> _Set exercise_
The records below must be duplicated exactly, character for character.
↓
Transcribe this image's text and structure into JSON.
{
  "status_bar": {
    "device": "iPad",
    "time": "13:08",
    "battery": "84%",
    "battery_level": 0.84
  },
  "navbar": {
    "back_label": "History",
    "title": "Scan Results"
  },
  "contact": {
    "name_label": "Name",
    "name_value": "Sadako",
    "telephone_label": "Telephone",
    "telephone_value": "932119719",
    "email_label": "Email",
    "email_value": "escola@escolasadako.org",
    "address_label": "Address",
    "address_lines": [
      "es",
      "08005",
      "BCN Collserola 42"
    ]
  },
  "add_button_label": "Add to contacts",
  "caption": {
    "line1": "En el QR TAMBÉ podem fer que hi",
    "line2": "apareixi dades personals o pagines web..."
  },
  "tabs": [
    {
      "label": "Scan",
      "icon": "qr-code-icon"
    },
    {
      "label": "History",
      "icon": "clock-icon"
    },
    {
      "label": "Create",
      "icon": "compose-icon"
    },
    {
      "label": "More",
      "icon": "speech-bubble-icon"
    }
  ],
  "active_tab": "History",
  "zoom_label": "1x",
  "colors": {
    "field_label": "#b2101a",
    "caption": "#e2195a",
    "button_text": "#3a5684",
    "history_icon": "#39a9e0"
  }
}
↑
> _Answer to this task_
Transcribe this image's text and structure into JSON.
{
  "status_bar": {
    "device": "iPad",
    "time": "13:08",
    "battery": "84%",
    "battery_level": 0.84
  },
  "navbar": {
    "back_label": "History",
    "title": "Scan Results"
  },
  "contact": {
    "name_label": "Name",
    "name_value": "Sadako",
    "telephone_label": "Telephone",
    "telephone_value": "932119719",
    "email_label": "Email",
    "email_value": "escola@escolasadako.org",
    "address_label": "Address",
    "address_lines": [
      "es",
      "08005",
      "BCN Collserola 42"
    ]
  },
  "add_button_label": "Add to contacts",
  "caption": {
    "line1": "En el QR TAMBÉ podem fer que hi",
    "line2": "apareixi dades personals o pagines web..."
  },
  "tabs": [
    {
      "label": "Scan",
      "icon": "qr-code-icon"
    },
    {
      "label": "History",
      "icon": "clock-icon"
    },
    {
      "label": "Create",
      "icon": "compose-icon"
    },
    {
      "label": "More",
      "icon": "speech-bubble-icon"
    }
  ],
  "active_tab": "History",
  "zoom_label": "1x",
  "colors": {
    "field_label": "#b2101a",
    "caption": "#e2195a",
    "button_text": "#3a5684",
    "history_icon": "#39a9e0"
  }
}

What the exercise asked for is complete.